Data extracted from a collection
::::

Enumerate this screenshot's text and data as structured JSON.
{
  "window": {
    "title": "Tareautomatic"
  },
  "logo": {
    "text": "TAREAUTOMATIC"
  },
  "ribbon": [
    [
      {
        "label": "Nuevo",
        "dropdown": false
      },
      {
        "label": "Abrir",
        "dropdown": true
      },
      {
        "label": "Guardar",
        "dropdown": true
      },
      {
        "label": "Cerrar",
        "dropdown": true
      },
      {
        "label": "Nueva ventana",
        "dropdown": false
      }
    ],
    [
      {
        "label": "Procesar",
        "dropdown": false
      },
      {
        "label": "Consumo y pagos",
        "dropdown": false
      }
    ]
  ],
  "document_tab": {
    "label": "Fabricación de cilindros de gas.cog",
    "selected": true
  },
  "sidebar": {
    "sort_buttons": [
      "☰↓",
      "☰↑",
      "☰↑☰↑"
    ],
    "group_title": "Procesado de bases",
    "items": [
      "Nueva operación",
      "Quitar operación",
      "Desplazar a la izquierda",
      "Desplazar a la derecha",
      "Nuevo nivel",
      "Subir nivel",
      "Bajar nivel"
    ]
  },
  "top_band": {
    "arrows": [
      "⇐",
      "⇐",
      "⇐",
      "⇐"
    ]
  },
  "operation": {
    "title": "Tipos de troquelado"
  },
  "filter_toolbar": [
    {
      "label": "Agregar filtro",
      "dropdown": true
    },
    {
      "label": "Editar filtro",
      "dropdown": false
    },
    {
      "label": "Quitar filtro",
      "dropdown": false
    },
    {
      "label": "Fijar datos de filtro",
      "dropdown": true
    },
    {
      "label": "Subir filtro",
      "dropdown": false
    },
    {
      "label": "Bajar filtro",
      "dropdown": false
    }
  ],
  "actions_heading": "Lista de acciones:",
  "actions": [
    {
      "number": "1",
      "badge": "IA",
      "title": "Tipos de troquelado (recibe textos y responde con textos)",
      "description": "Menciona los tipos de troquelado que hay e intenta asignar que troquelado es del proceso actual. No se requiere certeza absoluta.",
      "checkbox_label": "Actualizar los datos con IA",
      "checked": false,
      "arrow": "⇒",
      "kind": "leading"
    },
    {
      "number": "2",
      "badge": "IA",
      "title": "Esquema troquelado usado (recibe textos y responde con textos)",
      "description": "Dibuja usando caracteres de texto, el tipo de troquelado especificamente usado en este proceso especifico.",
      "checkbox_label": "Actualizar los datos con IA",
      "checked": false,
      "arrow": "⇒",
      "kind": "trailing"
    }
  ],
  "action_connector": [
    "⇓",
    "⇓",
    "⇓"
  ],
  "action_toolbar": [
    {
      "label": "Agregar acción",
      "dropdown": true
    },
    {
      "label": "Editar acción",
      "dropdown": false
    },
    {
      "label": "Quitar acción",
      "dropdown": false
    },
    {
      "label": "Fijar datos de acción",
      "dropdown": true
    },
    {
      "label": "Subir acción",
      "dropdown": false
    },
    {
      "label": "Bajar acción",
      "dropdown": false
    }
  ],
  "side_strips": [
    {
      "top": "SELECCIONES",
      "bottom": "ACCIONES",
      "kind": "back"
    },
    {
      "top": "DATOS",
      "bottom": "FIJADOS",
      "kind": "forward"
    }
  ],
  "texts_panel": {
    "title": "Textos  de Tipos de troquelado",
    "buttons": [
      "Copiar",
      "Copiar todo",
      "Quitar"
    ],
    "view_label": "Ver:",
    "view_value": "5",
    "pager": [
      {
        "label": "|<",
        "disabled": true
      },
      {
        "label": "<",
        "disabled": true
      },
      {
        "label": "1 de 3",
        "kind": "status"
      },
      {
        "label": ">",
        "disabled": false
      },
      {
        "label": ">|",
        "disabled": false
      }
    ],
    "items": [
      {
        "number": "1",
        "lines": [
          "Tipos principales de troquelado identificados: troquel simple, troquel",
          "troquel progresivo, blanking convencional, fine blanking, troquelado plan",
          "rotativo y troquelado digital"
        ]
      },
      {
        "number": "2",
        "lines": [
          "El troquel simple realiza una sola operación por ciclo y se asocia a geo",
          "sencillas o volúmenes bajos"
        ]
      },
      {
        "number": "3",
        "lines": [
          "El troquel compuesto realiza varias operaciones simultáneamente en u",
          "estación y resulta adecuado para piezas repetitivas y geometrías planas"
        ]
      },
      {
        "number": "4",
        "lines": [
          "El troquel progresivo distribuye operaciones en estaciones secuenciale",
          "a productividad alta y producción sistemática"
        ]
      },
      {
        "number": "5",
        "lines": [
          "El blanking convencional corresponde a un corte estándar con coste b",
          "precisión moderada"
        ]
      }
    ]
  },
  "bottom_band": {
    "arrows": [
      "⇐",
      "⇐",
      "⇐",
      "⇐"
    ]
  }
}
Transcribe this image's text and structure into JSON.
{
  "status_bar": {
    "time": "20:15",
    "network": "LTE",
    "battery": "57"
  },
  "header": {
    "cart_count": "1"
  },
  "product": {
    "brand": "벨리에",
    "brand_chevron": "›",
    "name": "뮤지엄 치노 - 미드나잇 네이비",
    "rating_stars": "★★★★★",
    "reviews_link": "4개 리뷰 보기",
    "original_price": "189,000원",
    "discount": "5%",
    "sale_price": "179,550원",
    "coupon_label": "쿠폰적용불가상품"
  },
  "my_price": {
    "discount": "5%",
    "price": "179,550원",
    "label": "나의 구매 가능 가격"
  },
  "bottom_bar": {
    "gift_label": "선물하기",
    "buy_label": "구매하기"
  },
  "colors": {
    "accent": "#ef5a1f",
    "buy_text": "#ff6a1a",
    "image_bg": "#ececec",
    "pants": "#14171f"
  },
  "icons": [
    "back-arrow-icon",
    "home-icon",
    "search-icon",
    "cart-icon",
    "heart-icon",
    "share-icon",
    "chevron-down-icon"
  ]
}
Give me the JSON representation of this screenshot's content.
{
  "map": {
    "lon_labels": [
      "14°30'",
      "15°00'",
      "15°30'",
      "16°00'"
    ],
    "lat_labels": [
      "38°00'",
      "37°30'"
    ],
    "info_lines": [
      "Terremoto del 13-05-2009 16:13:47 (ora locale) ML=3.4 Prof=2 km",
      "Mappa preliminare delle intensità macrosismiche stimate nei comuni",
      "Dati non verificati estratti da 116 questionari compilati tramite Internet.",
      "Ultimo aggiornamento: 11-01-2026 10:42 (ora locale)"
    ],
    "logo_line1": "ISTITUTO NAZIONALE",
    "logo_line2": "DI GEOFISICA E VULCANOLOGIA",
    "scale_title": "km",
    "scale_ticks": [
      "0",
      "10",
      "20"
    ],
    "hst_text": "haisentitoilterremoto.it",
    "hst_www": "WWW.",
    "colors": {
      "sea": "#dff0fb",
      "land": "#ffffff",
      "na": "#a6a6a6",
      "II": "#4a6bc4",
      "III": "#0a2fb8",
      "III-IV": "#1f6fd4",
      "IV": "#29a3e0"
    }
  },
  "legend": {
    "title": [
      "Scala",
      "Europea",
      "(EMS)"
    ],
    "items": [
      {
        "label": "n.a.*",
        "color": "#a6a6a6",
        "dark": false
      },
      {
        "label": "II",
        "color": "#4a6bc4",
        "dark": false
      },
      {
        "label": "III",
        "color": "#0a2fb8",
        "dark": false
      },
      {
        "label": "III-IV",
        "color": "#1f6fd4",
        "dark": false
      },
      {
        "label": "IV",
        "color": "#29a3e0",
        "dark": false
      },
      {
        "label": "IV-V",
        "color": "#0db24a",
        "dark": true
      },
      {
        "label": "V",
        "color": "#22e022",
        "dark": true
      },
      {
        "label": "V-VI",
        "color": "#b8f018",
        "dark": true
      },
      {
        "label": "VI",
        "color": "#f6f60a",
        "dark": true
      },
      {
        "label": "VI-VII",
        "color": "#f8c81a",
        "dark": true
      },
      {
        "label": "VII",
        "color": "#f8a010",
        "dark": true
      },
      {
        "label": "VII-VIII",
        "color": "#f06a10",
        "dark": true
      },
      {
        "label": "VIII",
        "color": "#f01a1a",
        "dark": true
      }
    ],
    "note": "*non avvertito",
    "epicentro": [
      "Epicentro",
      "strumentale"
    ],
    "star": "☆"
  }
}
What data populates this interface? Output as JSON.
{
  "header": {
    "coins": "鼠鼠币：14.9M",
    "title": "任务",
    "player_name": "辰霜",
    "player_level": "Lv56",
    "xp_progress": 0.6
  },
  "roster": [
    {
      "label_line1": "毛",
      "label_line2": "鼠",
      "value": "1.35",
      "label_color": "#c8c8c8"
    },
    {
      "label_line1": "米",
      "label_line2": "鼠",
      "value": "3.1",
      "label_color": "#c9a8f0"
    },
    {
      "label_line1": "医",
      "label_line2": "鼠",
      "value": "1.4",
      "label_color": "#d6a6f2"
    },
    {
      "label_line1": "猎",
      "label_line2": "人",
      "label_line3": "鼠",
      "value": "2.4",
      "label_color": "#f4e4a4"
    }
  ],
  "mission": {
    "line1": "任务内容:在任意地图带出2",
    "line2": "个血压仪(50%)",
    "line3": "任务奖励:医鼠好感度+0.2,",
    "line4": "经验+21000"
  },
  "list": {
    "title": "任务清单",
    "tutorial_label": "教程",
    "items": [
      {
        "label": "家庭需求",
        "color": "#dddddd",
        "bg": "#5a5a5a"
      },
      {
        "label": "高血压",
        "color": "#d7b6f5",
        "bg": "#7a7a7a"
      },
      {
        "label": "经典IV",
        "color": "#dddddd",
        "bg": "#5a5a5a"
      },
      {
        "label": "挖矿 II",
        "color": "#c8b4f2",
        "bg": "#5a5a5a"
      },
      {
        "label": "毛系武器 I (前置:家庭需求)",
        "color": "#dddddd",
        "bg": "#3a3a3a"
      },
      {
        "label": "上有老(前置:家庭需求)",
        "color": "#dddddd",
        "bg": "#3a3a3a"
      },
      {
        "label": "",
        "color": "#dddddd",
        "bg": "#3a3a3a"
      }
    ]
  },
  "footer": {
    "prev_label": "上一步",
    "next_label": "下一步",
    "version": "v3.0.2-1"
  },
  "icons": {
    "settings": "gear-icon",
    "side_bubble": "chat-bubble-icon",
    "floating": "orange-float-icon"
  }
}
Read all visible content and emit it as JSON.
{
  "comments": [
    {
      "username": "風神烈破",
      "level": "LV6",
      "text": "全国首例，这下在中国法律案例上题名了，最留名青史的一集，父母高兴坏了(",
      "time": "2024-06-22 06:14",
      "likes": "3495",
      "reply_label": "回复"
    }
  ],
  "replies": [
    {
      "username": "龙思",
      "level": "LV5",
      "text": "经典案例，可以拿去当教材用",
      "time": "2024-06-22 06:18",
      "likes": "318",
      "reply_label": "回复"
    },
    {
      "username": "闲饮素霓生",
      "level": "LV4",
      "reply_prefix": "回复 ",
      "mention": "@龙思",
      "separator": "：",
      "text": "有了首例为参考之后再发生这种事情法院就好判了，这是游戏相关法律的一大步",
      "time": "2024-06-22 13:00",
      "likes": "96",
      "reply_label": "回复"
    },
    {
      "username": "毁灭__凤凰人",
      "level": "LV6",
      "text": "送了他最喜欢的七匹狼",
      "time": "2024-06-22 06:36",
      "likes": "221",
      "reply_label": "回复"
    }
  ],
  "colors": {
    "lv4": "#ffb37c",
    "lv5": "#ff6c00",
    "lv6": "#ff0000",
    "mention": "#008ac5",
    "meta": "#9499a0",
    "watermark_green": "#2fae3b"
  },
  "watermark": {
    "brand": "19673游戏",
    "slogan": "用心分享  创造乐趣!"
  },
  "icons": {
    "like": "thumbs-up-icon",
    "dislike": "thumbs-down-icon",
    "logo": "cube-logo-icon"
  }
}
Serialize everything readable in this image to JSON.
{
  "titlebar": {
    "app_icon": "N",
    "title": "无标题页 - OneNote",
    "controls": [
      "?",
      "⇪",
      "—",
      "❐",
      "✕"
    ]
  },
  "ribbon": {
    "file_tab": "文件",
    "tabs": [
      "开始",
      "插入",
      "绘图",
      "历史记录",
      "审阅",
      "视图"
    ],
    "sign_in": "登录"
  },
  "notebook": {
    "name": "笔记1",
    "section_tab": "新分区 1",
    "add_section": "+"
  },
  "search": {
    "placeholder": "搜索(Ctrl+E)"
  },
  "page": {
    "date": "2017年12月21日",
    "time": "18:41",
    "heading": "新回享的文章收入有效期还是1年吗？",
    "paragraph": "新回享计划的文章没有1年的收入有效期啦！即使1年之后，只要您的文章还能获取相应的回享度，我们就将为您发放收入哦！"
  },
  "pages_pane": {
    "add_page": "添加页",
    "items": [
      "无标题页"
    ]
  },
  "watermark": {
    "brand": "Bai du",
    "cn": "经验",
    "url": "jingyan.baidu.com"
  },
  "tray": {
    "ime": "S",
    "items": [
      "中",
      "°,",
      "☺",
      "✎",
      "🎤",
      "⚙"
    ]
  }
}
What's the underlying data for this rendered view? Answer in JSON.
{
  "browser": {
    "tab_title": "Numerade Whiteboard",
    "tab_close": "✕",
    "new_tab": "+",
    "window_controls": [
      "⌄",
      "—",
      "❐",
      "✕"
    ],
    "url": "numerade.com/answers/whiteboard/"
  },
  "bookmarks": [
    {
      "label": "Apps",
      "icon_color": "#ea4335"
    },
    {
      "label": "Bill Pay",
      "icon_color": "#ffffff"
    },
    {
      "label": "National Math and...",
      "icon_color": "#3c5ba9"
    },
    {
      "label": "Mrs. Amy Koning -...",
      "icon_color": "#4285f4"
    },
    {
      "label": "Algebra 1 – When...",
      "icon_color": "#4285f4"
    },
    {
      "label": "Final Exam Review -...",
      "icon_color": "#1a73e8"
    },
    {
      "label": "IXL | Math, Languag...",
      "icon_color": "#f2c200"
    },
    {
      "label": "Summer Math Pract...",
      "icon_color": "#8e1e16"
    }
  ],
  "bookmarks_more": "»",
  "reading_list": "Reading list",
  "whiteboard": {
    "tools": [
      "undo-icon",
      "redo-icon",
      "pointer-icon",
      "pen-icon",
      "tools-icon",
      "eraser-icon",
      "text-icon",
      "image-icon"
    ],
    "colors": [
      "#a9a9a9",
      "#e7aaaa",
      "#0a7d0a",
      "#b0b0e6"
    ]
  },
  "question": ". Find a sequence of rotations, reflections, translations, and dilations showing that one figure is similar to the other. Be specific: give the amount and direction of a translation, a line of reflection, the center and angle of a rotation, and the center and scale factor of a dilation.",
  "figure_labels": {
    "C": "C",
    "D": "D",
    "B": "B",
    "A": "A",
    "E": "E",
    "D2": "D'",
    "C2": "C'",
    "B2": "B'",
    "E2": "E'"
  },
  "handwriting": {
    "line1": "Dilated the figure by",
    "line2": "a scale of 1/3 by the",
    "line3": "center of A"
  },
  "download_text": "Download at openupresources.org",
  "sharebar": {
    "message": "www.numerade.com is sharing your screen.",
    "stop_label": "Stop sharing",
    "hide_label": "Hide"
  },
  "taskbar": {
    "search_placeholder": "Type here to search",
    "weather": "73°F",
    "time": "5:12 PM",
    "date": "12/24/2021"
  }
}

::::

• SHORT PROBLEM: Filter for "Agregar". Return all lines that hold it.

• RESPONSE:
      "label": "Agregar filtro",
      "label": "Agregar acción",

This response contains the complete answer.